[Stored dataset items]
□ □ □ □ □

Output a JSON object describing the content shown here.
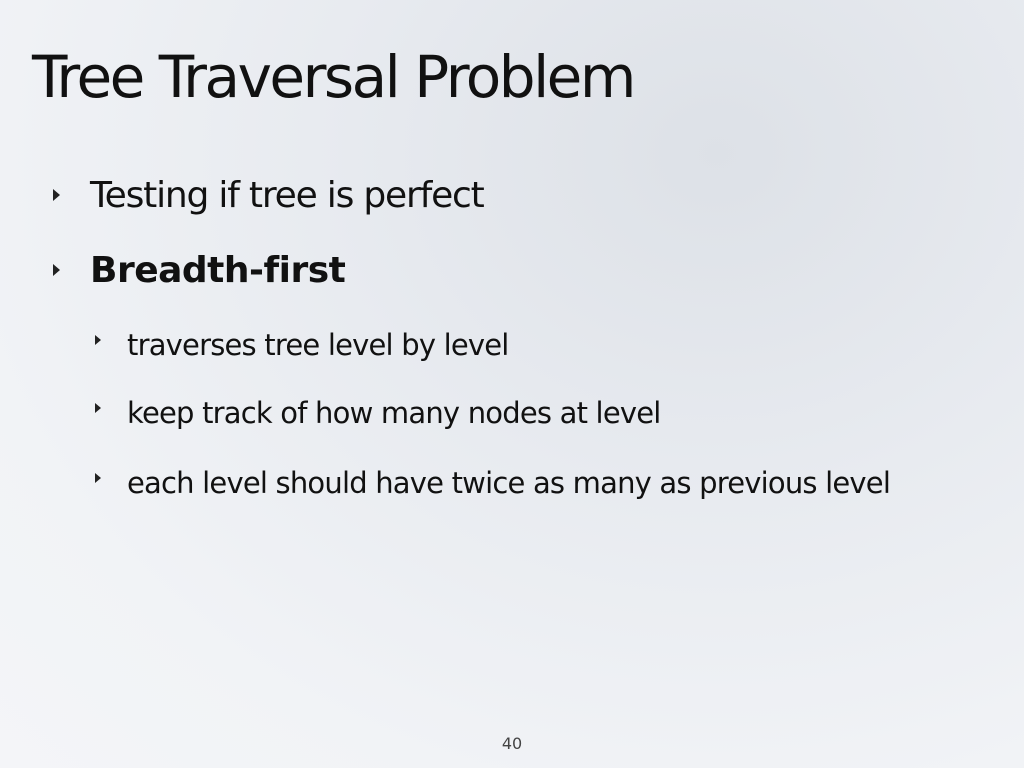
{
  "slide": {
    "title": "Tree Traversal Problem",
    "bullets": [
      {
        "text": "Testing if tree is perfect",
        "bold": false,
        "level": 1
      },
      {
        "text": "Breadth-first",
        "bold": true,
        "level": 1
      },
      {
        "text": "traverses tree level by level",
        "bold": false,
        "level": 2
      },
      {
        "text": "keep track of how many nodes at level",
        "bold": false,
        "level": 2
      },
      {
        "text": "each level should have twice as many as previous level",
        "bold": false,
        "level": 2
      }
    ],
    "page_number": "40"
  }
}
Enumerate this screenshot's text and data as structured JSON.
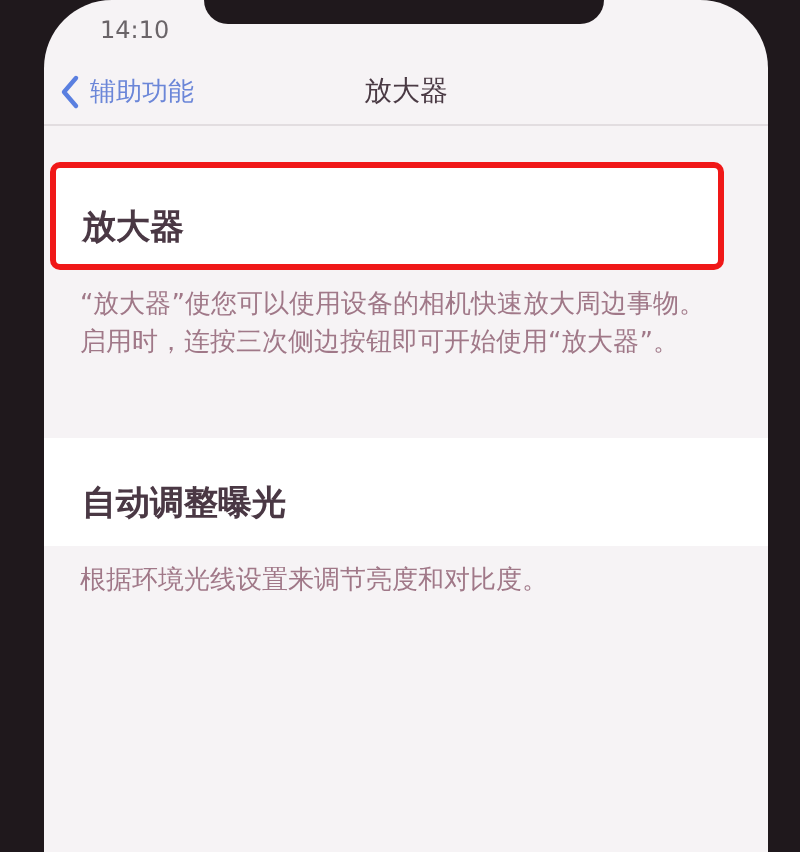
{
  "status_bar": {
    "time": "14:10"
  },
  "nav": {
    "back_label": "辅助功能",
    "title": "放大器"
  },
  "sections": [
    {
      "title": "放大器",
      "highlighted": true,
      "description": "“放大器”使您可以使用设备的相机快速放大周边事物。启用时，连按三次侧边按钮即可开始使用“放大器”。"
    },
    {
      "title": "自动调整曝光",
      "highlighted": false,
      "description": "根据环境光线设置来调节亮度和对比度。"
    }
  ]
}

□ □ □ □ □

▸ **WHAT TO PRODUCE**
Keep the pictures out of the copy and write out the data exactly as it stands.

▸ **FINAL RESULT**
Output a JSON object describing the content shown here.
{
  "slide": {
    "title": "Tree Traversal Problem",
    "bullets": [
      {
        "text": "Testing if tree is perfect",
        "bold": false,
        "level": 1
      },
      {
        "text": "Breadth-first",
        "bold": true,
        "level": 1
      },
      {
        "text": "traverses tree level by level",
        "bold": false,
        "level": 2
      },
      {
        "text": "keep track of how many nodes at level",
        "bold": false,
        "level": 2
      },
      {
        "text": "each level should have twice as many as previous level",
        "bold": false,
        "level": 2
      }
    ],
    "page_number": "40"
  }
}
Enumerate this screenshot's text and data as structured JSON.
{
  "status_bar": {
    "time": "14:10"
  },
  "nav": {
    "back_label": "辅助功能",
    "title": "放大器"
  },
  "sections": [
    {
      "title": "放大器",
      "highlighted": true,
      "description": "“放大器”使您可以使用设备的相机快速放大周边事物。启用时，连按三次侧边按钮即可开始使用“放大器”。"
    },
    {
      "title": "自动调整曝光",
      "highlighted": false,
      "description": "根据环境光线设置来调节亮度和对比度。"
    }
  ]
}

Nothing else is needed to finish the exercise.